-- start --
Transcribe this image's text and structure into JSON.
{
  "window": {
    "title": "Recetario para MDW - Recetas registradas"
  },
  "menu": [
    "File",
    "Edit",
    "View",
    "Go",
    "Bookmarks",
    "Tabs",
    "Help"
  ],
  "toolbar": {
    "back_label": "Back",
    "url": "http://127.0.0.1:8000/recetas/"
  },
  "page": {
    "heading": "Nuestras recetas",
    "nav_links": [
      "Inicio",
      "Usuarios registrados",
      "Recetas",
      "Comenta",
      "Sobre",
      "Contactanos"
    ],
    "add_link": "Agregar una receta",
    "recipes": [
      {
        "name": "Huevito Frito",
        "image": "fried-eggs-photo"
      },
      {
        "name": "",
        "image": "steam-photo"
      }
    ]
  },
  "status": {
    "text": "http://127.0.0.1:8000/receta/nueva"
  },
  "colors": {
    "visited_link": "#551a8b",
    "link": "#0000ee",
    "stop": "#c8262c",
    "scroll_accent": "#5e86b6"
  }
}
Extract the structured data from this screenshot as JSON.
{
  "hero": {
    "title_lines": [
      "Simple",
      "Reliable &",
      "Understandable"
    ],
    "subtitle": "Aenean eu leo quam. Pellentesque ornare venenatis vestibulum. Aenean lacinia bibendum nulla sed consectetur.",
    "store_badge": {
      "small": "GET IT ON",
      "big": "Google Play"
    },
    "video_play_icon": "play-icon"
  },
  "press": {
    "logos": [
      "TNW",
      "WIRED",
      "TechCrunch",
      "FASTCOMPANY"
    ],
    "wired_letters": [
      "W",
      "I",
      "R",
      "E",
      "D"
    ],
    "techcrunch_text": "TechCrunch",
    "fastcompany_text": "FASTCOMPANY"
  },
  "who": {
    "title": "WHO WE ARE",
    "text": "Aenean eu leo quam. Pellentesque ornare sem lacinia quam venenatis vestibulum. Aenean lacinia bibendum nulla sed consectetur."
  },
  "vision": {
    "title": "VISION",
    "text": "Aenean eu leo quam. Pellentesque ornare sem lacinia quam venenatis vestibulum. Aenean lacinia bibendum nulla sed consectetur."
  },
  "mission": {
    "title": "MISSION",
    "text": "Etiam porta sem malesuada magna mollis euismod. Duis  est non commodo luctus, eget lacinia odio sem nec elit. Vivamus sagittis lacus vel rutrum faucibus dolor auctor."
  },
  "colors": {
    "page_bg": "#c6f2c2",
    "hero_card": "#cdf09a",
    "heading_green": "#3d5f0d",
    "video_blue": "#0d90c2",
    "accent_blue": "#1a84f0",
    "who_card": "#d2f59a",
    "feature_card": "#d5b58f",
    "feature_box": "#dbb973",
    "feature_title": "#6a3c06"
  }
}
-- end --
Each entry is to be returned in full, character for character.

Transcribe this image's text and structure into JSON.
{
  "window": {
    "title": "Recetario para MDW - Recetas registradas"
  },
  "menu": [
    "File",
    "Edit",
    "View",
    "Go",
    "Bookmarks",
    "Tabs",
    "Help"
  ],
  "toolbar": {
    "back_label": "Back",
    "url": "http://127.0.0.1:8000/recetas/"
  },
  "page": {
    "heading": "Nuestras recetas",
    "nav_links": [
      "Inicio",
      "Usuarios registrados",
      "Recetas",
      "Comenta",
      "Sobre",
      "Contactanos"
    ],
    "add_link": "Agregar una receta",
    "recipes": [
      {
        "name": "Huevito Frito",
        "image": "fried-eggs-photo"
      },
      {
        "name": "",
        "image": "steam-photo"
      }
    ]
  },
  "status": {
    "text": "http://127.0.0.1:8000/receta/nueva"
  },
  "colors": {
    "visited_link": "#551a8b",
    "link": "#0000ee",
    "stop": "#c8262c",
    "scroll_accent": "#5e86b6"
  }
}
Extract the structured data from this screenshot as JSON.
{
  "hero": {
    "title_lines": [
      "Simple",
      "Reliable &",
      "Understandable"
    ],
    "subtitle": "Aenean eu leo quam. Pellentesque ornare venenatis vestibulum. Aenean lacinia bibendum nulla sed consectetur.",
    "store_badge": {
      "small": "GET IT ON",
      "big": "Google Play"
    },
    "video_play_icon": "play-icon"
  },
  "press": {
    "logos": [
      "TNW",
      "WIRED",
      "TechCrunch",
      "FASTCOMPANY"
    ],
    "wired_letters": [
      "W",
      "I",
      "R",
      "E",
      "D"
    ],
    "techcrunch_text": "TechCrunch",
    "fastcompany_text": "FASTCOMPANY"
  },
  "who": {
    "title": "WHO WE ARE",
    "text": "Aenean eu leo quam. Pellentesque ornare sem lacinia quam venenatis vestibulum. Aenean lacinia bibendum nulla sed consectetur."
  },
  "vision": {
    "title": "VISION",
    "text": "Aenean eu leo quam. Pellentesque ornare sem lacinia quam venenatis vestibulum. Aenean lacinia bibendum nulla sed consectetur."
  },
  "mission": {
    "title": "MISSION",
    "text": "Etiam porta sem malesuada magna mollis euismod. Duis  est non commodo luctus, eget lacinia odio sem nec elit. Vivamus sagittis lacus vel rutrum faucibus dolor auctor."
  },
  "colors": {
    "page_bg": "#c6f2c2",
    "hero_card": "#cdf09a",
    "heading_green": "#3d5f0d",
    "video_blue": "#0d90c2",
    "accent_blue": "#1a84f0",
    "who_card": "#d2f59a",
    "feature_card": "#d5b58f",
    "feature_box": "#dbb973",
    "feature_title": "#6a3c06"
  }
}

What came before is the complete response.